**What is expected**
Please print all of the material below, word for word.

**Listed records**
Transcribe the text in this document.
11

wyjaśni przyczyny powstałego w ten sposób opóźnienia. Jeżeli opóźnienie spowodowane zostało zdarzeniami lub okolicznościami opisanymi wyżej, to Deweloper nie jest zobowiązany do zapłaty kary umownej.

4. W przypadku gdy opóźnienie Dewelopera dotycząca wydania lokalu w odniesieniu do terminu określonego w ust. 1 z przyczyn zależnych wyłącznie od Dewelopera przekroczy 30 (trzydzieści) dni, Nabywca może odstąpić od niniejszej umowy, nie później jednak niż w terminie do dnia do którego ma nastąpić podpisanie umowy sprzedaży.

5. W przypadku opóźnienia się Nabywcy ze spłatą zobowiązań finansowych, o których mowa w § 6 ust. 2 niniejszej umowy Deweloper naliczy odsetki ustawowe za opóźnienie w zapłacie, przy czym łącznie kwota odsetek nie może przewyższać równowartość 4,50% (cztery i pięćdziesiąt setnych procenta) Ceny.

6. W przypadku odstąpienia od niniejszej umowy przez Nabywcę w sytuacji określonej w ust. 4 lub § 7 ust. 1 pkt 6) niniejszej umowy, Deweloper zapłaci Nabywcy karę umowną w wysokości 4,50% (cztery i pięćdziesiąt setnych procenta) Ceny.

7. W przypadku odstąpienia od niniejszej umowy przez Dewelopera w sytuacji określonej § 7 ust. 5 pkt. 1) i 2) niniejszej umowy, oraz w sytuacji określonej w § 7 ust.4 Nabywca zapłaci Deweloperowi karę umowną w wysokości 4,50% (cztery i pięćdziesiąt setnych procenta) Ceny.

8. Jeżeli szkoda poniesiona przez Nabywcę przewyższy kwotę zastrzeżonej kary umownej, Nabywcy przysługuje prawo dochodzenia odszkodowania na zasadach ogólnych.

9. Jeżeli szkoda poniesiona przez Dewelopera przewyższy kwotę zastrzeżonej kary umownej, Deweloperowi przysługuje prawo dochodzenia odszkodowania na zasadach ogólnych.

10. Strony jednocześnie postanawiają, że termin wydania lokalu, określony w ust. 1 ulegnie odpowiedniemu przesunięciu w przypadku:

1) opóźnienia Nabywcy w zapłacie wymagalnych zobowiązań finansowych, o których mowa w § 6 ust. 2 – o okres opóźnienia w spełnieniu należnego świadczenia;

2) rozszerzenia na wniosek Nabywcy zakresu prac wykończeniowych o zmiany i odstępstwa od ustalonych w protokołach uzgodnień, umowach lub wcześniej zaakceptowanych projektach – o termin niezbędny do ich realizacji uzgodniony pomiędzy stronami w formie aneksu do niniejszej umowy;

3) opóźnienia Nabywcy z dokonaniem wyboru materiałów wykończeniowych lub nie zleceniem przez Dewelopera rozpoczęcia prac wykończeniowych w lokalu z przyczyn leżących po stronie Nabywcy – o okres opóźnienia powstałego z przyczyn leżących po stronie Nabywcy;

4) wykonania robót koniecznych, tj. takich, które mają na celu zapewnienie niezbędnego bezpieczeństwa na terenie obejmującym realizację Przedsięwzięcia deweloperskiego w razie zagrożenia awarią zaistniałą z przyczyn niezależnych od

**Task output**
Transcribe the text in this document.
11

wyjaśni przyczyny powstałego w ten sposób opóźnienia. Jeżeli opóźnienie spowodowane zostało zdarzeniami lub okolicznościami opisanymi wyżej, to Deweloper nie jest zobowiązany do zapłaty kary umownej.

4. W przypadku gdy opóźnienie Dewelopera dotycząca wydania lokalu w odniesieniu do terminu określonego w ust. 1 z przyczyn zależnych wyłącznie od Dewelopera przekroczy 30 (trzydzieści) dni, Nabywca może odstąpić od niniejszej umowy, nie później jednak niż w terminie do dnia do którego ma nastąpić podpisanie umowy sprzedaży.

5. W przypadku opóźnienia się Nabywcy ze spłatą zobowiązań finansowych, o których mowa w § 6 ust. 2 niniejszej umowy Deweloper naliczy odsetki ustawowe za opóźnienie w zapłacie, przy czym łącznie kwota odsetek nie może przewyższać równowartość 4,50% (cztery i pięćdziesiąt setnych procenta) Ceny.

6. W przypadku odstąpienia od niniejszej umowy przez Nabywcę w sytuacji określonej w ust. 4 lub § 7 ust. 1 pkt 6) niniejszej umowy, Deweloper zapłaci Nabywcy karę umowną w wysokości 4,50% (cztery i pięćdziesiąt setnych procenta) Ceny.

7. W przypadku odstąpienia od niniejszej umowy przez Dewelopera w sytuacji określonej § 7 ust. 5 pkt. 1) i 2) niniejszej umowy, oraz w sytuacji określonej w § 7 ust.4 Nabywca zapłaci Deweloperowi karę umowną w wysokości 4,50% (cztery i pięćdziesiąt setnych procenta) Ceny.

8. Jeżeli szkoda poniesiona przez Nabywcę przewyższy kwotę zastrzeżonej kary umownej, Nabywcy przysługuje prawo dochodzenia odszkodowania na zasadach ogólnych.

9. Jeżeli szkoda poniesiona przez Dewelopera przewyższy kwotę zastrzeżonej kary umownej, Deweloperowi przysługuje prawo dochodzenia odszkodowania na zasadach ogólnych.

10. Strony jednocześnie postanawiają, że termin wydania lokalu, określony w ust. 1 ulegnie odpowiedniemu przesunięciu w przypadku:

1) opóźnienia Nabywcy w zapłacie wymagalnych zobowiązań finansowych, o których mowa w § 6 ust. 2 – o okres opóźnienia w spełnieniu należnego świadczenia;

2) rozszerzenia na wniosek Nabywcy zakresu prac wykończeniowych o zmiany i odstępstwa od ustalonych w protokołach uzgodnień, umowach lub wcześniej zaakceptowanych projektach – o termin niezbędny do ich realizacji uzgodniony pomiędzy stronami w formie aneksu do niniejszej umowy;

3) opóźnienia Nabywcy z dokonaniem wyboru materiałów wykończeniowych lub nie zleceniem przez Dewelopera rozpoczęcia prac wykończeniowych w lokalu z przyczyn leżących po stronie Nabywcy – o okres opóźnienia powstałego z przyczyn leżących po stronie Nabywcy;

4) wykonania robót koniecznych, tj. takich, które mają na celu zapewnienie niezbędnego bezpieczeństwa na terenie obejmującym realizację Przedsięwzięcia deweloperskiego w razie zagrożenia awarią zaistniałą z przyczyn niezależnych od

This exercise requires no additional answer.